**Goal of the exercise:**
Set down, in full, every record in the block.

[Data items]
=-=-=-=-=
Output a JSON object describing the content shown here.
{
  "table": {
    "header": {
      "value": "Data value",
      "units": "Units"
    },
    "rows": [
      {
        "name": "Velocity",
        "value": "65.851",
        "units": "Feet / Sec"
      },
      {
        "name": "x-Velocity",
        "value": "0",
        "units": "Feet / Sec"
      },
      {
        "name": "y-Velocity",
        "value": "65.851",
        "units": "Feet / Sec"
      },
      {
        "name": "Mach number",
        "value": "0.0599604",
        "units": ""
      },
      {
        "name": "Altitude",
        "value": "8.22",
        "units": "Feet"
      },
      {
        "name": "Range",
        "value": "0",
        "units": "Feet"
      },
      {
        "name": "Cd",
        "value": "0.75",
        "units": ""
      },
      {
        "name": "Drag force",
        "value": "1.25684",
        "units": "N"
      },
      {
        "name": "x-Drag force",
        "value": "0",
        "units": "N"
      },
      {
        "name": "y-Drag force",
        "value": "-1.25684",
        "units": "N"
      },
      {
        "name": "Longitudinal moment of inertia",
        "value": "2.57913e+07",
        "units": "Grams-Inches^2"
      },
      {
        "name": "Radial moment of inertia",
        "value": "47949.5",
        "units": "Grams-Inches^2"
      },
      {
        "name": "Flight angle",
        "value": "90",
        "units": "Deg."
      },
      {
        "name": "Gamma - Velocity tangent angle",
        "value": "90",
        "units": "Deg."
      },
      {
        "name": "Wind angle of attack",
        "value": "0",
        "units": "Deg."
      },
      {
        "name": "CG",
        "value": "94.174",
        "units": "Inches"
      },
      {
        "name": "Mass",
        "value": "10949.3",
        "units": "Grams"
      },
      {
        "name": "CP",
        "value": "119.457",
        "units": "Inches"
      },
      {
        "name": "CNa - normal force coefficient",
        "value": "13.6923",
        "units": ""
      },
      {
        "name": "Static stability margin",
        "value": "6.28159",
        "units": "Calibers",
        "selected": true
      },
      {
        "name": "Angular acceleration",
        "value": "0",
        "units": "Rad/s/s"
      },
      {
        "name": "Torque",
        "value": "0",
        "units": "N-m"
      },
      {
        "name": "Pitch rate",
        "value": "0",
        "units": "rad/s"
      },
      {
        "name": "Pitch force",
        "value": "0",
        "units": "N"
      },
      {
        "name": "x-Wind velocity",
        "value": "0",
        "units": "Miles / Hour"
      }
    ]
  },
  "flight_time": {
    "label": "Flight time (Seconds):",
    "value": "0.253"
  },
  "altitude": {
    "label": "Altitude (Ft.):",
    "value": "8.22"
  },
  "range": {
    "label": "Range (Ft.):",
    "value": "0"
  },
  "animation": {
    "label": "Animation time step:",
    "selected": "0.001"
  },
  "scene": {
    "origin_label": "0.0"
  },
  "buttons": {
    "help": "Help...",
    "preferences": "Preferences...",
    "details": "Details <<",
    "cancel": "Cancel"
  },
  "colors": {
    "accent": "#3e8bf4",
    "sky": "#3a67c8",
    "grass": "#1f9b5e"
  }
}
=-=-=-=-=
**Solution for this problem:**
Output a JSON object describing the content shown here.
{
  "table": {
    "header": {
      "value": "Data value",
      "units": "Units"
    },
    "rows": [
      {
        "name": "Velocity",
        "value": "65.851",
        "units": "Feet / Sec"
      },
      {
        "name": "x-Velocity",
        "value": "0",
        "units": "Feet / Sec"
      },
      {
        "name": "y-Velocity",
        "value": "65.851",
        "units": "Feet / Sec"
      },
      {
        "name": "Mach number",
        "value": "0.0599604",
        "units": ""
      },
      {
        "name": "Altitude",
        "value": "8.22",
        "units": "Feet"
      },
      {
        "name": "Range",
        "value": "0",
        "units": "Feet"
      },
      {
        "name": "Cd",
        "value": "0.75",
        "units": ""
      },
      {
        "name": "Drag force",
        "value": "1.25684",
        "units": "N"
      },
      {
        "name": "x-Drag force",
        "value": "0",
        "units": "N"
      },
      {
        "name": "y-Drag force",
        "value": "-1.25684",
        "units": "N"
      },
      {
        "name": "Longitudinal moment of inertia",
        "value": "2.57913e+07",
        "units": "Grams-Inches^2"
      },
      {
        "name": "Radial moment of inertia",
        "value": "47949.5",
        "units": "Grams-Inches^2"
      },
      {
        "name": "Flight angle",
        "value": "90",
        "units": "Deg."
      },
      {
        "name": "Gamma - Velocity tangent angle",
        "value": "90",
        "units": "Deg."
      },
      {
        "name": "Wind angle of attack",
        "value": "0",
        "units": "Deg."
      },
      {
        "name": "CG",
        "value": "94.174",
        "units": "Inches"
      },
      {
        "name": "Mass",
        "value": "10949.3",
        "units": "Grams"
      },
      {
        "name": "CP",
        "value": "119.457",
        "units": "Inches"
      },
      {
        "name": "CNa - normal force coefficient",
        "value": "13.6923",
        "units": ""
      },
      {
        "name": "Static stability margin",
        "value": "6.28159",
        "units": "Calibers",
        "selected": true
      },
      {
        "name": "Angular acceleration",
        "value": "0",
        "units": "Rad/s/s"
      },
      {
        "name": "Torque",
        "value": "0",
        "units": "N-m"
      },
      {
        "name": "Pitch rate",
        "value": "0",
        "units": "rad/s"
      },
      {
        "name": "Pitch force",
        "value": "0",
        "units": "N"
      },
      {
        "name": "x-Wind velocity",
        "value": "0",
        "units": "Miles / Hour"
      }
    ]
  },
  "flight_time": {
    "label": "Flight time (Seconds):",
    "value": "0.253"
  },
  "altitude": {
    "label": "Altitude (Ft.):",
    "value": "8.22"
  },
  "range": {
    "label": "Range (Ft.):",
    "value": "0"
  },
  "animation": {
    "label": "Animation time step:",
    "selected": "0.001"
  },
  "scene": {
    "origin_label": "0.0"
  },
  "buttons": {
    "help": "Help...",
    "preferences": "Preferences...",
    "details": "Details <<",
    "cancel": "Cancel"
  },
  "colors": {
    "accent": "#3e8bf4",
    "sky": "#3a67c8",
    "grass": "#1f9b5e"
  }
}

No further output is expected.